Below are records to be output exactly, every one of them.

--- begin INPUT FOR THIS TASK ---

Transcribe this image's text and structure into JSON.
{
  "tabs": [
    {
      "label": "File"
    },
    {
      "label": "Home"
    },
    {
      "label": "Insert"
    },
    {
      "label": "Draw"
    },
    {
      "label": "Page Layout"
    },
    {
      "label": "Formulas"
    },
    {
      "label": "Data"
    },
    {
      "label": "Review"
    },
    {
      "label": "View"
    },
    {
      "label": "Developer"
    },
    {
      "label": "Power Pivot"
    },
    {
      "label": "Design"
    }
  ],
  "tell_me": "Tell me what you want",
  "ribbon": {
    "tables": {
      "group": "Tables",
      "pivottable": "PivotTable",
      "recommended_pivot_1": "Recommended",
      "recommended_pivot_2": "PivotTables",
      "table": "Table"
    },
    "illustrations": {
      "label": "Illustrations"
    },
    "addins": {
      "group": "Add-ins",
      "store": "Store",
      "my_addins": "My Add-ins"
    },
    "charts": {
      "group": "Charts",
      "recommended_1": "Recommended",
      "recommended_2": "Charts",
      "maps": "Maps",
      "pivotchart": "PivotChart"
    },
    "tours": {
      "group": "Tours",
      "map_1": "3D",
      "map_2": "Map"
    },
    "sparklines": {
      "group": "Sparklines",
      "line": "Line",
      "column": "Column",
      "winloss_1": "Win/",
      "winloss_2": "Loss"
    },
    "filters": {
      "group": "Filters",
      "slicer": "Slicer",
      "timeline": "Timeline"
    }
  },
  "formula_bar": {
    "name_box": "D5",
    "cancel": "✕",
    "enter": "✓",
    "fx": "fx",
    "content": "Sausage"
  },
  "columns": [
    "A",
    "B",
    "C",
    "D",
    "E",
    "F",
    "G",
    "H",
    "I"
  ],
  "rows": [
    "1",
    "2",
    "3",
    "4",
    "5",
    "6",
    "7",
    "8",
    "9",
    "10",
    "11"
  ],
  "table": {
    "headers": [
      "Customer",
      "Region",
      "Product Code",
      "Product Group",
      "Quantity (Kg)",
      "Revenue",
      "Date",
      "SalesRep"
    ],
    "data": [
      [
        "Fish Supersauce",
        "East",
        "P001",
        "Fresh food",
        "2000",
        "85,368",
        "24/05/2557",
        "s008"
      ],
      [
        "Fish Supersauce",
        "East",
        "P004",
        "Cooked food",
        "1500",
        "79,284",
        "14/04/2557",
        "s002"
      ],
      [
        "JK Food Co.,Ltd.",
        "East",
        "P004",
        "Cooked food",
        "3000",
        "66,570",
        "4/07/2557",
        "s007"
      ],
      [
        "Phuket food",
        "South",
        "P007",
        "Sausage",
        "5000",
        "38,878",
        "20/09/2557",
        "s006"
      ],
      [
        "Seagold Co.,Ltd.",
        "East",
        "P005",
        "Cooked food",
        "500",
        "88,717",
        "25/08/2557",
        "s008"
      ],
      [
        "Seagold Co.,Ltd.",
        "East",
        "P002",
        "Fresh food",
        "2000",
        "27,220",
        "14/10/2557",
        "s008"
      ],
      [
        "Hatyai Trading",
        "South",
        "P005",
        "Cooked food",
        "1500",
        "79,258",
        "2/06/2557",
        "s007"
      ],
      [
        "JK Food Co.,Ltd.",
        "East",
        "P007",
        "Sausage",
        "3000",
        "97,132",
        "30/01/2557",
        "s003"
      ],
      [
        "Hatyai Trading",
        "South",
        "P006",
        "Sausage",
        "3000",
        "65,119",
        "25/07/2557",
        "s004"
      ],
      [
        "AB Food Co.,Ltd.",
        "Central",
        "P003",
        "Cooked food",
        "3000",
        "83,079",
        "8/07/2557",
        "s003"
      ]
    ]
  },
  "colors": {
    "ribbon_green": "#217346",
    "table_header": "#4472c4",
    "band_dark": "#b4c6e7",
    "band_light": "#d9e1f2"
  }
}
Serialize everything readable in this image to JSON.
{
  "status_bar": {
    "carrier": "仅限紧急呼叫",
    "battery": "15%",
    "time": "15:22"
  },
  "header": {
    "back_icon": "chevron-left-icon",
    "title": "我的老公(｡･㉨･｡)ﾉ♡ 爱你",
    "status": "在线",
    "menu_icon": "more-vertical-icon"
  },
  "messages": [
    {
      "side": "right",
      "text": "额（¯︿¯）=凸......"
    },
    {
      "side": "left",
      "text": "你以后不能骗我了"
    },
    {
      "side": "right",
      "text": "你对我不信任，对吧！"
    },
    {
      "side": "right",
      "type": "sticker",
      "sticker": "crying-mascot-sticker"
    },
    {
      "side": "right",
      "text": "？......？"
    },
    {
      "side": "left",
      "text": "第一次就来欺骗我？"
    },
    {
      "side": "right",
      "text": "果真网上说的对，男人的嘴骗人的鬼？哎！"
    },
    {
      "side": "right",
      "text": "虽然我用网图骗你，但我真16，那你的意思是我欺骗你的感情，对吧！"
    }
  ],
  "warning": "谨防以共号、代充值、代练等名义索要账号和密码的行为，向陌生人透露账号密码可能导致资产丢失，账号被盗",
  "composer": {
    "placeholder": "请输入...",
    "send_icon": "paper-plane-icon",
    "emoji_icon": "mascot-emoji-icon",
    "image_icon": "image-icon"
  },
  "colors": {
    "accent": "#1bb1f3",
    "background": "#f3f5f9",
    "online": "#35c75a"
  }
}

--- end INPUT FOR THIS TASK ---

▸ SOLUTION TO THE EXERCISE:
Transcribe this image's text and structure into JSON.
{
  "tabs": [
    {
      "label": "File"
    },
    {
      "label": "Home"
    },
    {
      "label": "Insert"
    },
    {
      "label": "Draw"
    },
    {
      "label": "Page Layout"
    },
    {
      "label": "Formulas"
    },
    {
      "label": "Data"
    },
    {
      "label": "Review"
    },
    {
      "label": "View"
    },
    {
      "label": "Developer"
    },
    {
      "label": "Power Pivot"
    },
    {
      "label": "Design"
    }
  ],
  "tell_me": "Tell me what you want",
  "ribbon": {
    "tables": {
      "group": "Tables",
      "pivottable": "PivotTable",
      "recommended_pivot_1": "Recommended",
      "recommended_pivot_2": "PivotTables",
      "table": "Table"
    },
    "illustrations": {
      "label": "Illustrations"
    },
    "addins": {
      "group": "Add-ins",
      "store": "Store",
      "my_addins": "My Add-ins"
    },
    "charts": {
      "group": "Charts",
      "recommended_1": "Recommended",
      "recommended_2": "Charts",
      "maps": "Maps",
      "pivotchart": "PivotChart"
    },
    "tours": {
      "group": "Tours",
      "map_1": "3D",
      "map_2": "Map"
    },
    "sparklines": {
      "group": "Sparklines",
      "line": "Line",
      "column": "Column",
      "winloss_1": "Win/",
      "winloss_2": "Loss"
    },
    "filters": {
      "group": "Filters",
      "slicer": "Slicer",
      "timeline": "Timeline"
    }
  },
  "formula_bar": {
    "name_box": "D5",
    "cancel": "✕",
    "enter": "✓",
    "fx": "fx",
    "content": "Sausage"
  },
  "columns": [
    "A",
    "B",
    "C",
    "D",
    "E",
    "F",
    "G",
    "H",
    "I"
  ],
  "rows": [
    "1",
    "2",
    "3",
    "4",
    "5",
    "6",
    "7",
    "8",
    "9",
    "10",
    "11"
  ],
  "table": {
    "headers": [
      "Customer",
      "Region",
      "Product Code",
      "Product Group",
      "Quantity (Kg)",
      "Revenue",
      "Date",
      "SalesRep"
    ],
    "data": [
      [
        "Fish Supersauce",
        "East",
        "P001",
        "Fresh food",
        "2000",
        "85,368",
        "24/05/2557",
        "s008"
      ],
      [
        "Fish Supersauce",
        "East",
        "P004",
        "Cooked food",
        "1500",
        "79,284",
        "14/04/2557",
        "s002"
      ],
      [
        "JK Food Co.,Ltd.",
        "East",
        "P004",
        "Cooked food",
        "3000",
        "66,570",
        "4/07/2557",
        "s007"
      ],
      [
        "Phuket food",
        "South",
        "P007",
        "Sausage",
        "5000",
        "38,878",
        "20/09/2557",
        "s006"
      ],
      [
        "Seagold Co.,Ltd.",
        "East",
        "P005",
        "Cooked food",
        "500",
        "88,717",
        "25/08/2557",
        "s008"
      ],
      [
        "Seagold Co.,Ltd.",
        "East",
        "P002",
        "Fresh food",
        "2000",
        "27,220",
        "14/10/2557",
        "s008"
      ],
      [
        "Hatyai Trading",
        "South",
        "P005",
        "Cooked food",
        "1500",
        "79,258",
        "2/06/2557",
        "s007"
      ],
      [
        "JK Food Co.,Ltd.",
        "East",
        "P007",
        "Sausage",
        "3000",
        "97,132",
        "30/01/2557",
        "s003"
      ],
      [
        "Hatyai Trading",
        "South",
        "P006",
        "Sausage",
        "3000",
        "65,119",
        "25/07/2557",
        "s004"
      ],
      [
        "AB Food Co.,Ltd.",
        "Central",
        "P003",
        "Cooked food",
        "3000",
        "83,079",
        "8/07/2557",
        "s003"
      ]
    ]
  },
  "colors": {
    "ribbon_green": "#217346",
    "table_header": "#4472c4",
    "band_dark": "#b4c6e7",
    "band_light": "#d9e1f2"
  }
}
Serialize everything readable in this image to JSON.
{
  "status_bar": {
    "carrier": "仅限紧急呼叫",
    "battery": "15%",
    "time": "15:22"
  },
  "header": {
    "back_icon": "chevron-left-icon",
    "title": "我的老公(｡･㉨･｡)ﾉ♡ 爱你",
    "status": "在线",
    "menu_icon": "more-vertical-icon"
  },
  "messages": [
    {
      "side": "right",
      "text": "额（¯︿¯）=凸......"
    },
    {
      "side": "left",
      "text": "你以后不能骗我了"
    },
    {
      "side": "right",
      "text": "你对我不信任，对吧！"
    },
    {
      "side": "right",
      "type": "sticker",
      "sticker": "crying-mascot-sticker"
    },
    {
      "side": "right",
      "text": "？......？"
    },
    {
      "side": "left",
      "text": "第一次就来欺骗我？"
    },
    {
      "side": "right",
      "text": "果真网上说的对，男人的嘴骗人的鬼？哎！"
    },
    {
      "side": "right",
      "text": "虽然我用网图骗你，但我真16，那你的意思是我欺骗你的感情，对吧！"
    }
  ],
  "warning": "谨防以共号、代充值、代练等名义索要账号和密码的行为，向陌生人透露账号密码可能导致资产丢失，账号被盗",
  "composer": {
    "placeholder": "请输入...",
    "send_icon": "paper-plane-icon",
    "emoji_icon": "mascot-emoji-icon",
    "image_icon": "image-icon"
  },
  "colors": {
    "accent": "#1bb1f3",
    "background": "#f3f5f9",
    "online": "#35c75a"
  }
}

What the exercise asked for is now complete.